• GIVEN RECORDS:
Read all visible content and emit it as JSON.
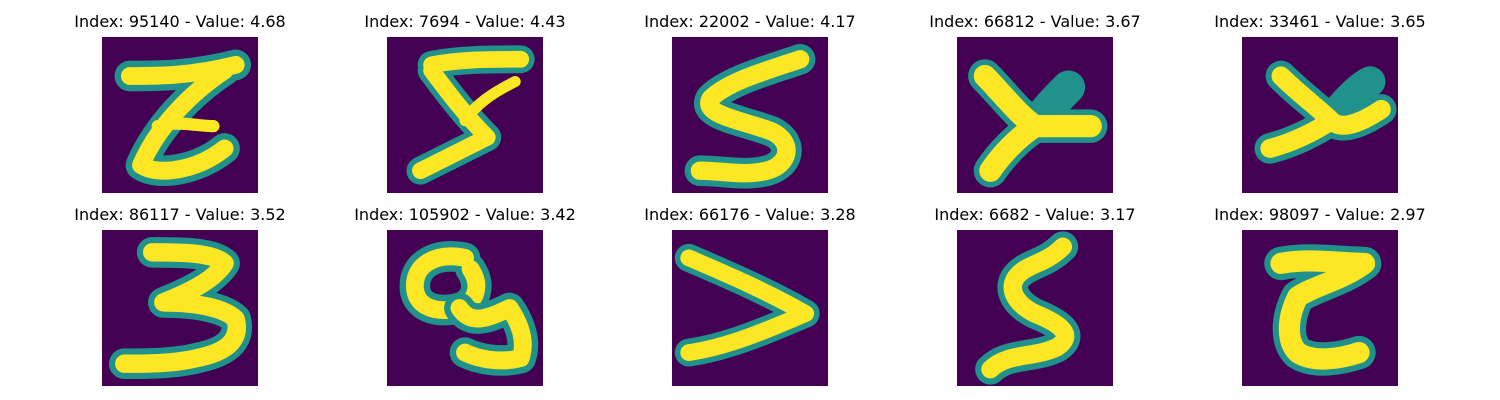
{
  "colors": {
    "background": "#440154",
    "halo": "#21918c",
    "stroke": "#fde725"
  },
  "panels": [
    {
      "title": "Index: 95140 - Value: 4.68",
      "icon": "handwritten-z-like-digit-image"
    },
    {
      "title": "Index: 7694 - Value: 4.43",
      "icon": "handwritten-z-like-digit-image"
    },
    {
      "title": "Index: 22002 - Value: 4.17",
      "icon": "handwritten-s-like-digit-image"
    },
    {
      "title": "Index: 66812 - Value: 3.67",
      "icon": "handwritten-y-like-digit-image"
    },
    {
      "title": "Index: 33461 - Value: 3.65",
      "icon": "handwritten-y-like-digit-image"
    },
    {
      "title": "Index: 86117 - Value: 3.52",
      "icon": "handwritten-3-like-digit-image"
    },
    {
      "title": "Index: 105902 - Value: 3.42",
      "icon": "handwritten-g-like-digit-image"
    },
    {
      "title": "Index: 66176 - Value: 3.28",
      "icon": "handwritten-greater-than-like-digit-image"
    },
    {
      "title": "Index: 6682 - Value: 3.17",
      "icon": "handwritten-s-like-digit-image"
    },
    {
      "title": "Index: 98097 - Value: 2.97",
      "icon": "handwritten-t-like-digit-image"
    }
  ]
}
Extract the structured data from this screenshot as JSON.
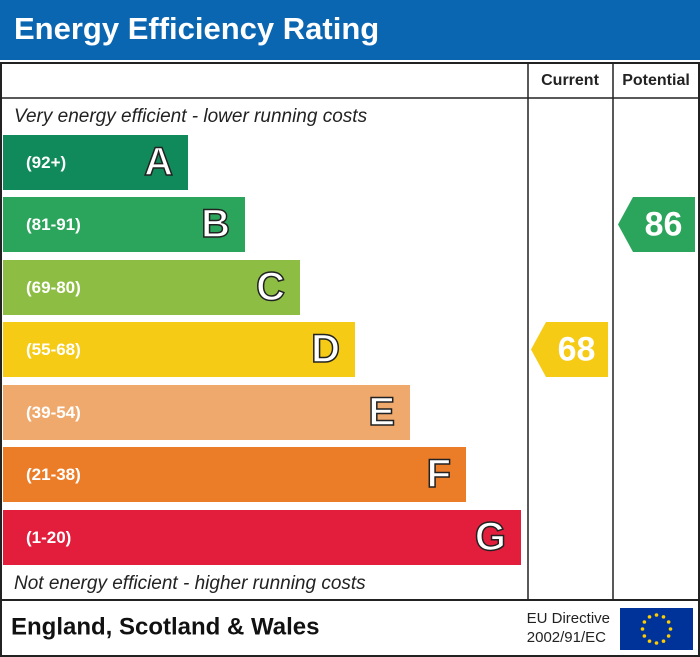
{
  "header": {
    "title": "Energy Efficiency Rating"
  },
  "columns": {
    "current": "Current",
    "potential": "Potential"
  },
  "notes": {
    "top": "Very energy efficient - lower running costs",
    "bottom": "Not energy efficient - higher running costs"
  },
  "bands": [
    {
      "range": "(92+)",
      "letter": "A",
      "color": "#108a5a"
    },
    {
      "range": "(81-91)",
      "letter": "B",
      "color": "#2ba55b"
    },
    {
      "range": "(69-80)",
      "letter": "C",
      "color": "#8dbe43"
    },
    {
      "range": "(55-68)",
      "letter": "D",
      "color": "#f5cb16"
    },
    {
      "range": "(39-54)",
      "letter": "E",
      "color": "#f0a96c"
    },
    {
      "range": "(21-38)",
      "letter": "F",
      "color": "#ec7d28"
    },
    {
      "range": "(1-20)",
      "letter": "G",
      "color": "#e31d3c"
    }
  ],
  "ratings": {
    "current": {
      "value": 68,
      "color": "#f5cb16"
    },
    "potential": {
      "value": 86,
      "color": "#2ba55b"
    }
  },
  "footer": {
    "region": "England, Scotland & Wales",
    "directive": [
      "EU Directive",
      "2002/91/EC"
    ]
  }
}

• GOAL: Write the full listing out again with every line unchanged, but include no pictures.

• TASK RESULT:
Read all visible content and emit it as JSON.
{
  "colors": {
    "background": "#440154",
    "halo": "#21918c",
    "stroke": "#fde725"
  },
  "panels": [
    {
      "title": "Index: 95140 - Value: 4.68",
      "icon": "handwritten-z-like-digit-image"
    },
    {
      "title": "Index: 7694 - Value: 4.43",
      "icon": "handwritten-z-like-digit-image"
    },
    {
      "title": "Index: 22002 - Value: 4.17",
      "icon": "handwritten-s-like-digit-image"
    },
    {
      "title": "Index: 66812 - Value: 3.67",
      "icon": "handwritten-y-like-digit-image"
    },
    {
      "title": "Index: 33461 - Value: 3.65",
      "icon": "handwritten-y-like-digit-image"
    },
    {
      "title": "Index: 86117 - Value: 3.52",
      "icon": "handwritten-3-like-digit-image"
    },
    {
      "title": "Index: 105902 - Value: 3.42",
      "icon": "handwritten-g-like-digit-image"
    },
    {
      "title": "Index: 66176 - Value: 3.28",
      "icon": "handwritten-greater-than-like-digit-image"
    },
    {
      "title": "Index: 6682 - Value: 3.17",
      "icon": "handwritten-s-like-digit-image"
    },
    {
      "title": "Index: 98097 - Value: 2.97",
      "icon": "handwritten-t-like-digit-image"
    }
  ]
}
Extract the structured data from this screenshot as JSON.
{
  "header": {
    "title": "Energy Efficiency Rating"
  },
  "columns": {
    "current": "Current",
    "potential": "Potential"
  },
  "notes": {
    "top": "Very energy efficient - lower running costs",
    "bottom": "Not energy efficient - higher running costs"
  },
  "bands": [
    {
      "range": "(92+)",
      "letter": "A",
      "color": "#108a5a"
    },
    {
      "range": "(81-91)",
      "letter": "B",
      "color": "#2ba55b"
    },
    {
      "range": "(69-80)",
      "letter": "C",
      "color": "#8dbe43"
    },
    {
      "range": "(55-68)",
      "letter": "D",
      "color": "#f5cb16"
    },
    {
      "range": "(39-54)",
      "letter": "E",
      "color": "#f0a96c"
    },
    {
      "range": "(21-38)",
      "letter": "F",
      "color": "#ec7d28"
    },
    {
      "range": "(1-20)",
      "letter": "G",
      "color": "#e31d3c"
    }
  ],
  "ratings": {
    "current": {
      "value": 68,
      "color": "#f5cb16"
    },
    "potential": {
      "value": 86,
      "color": "#2ba55b"
    }
  },
  "footer": {
    "region": "England, Scotland & Wales",
    "directive": [
      "EU Directive",
      "2002/91/EC"
    ]
  }
}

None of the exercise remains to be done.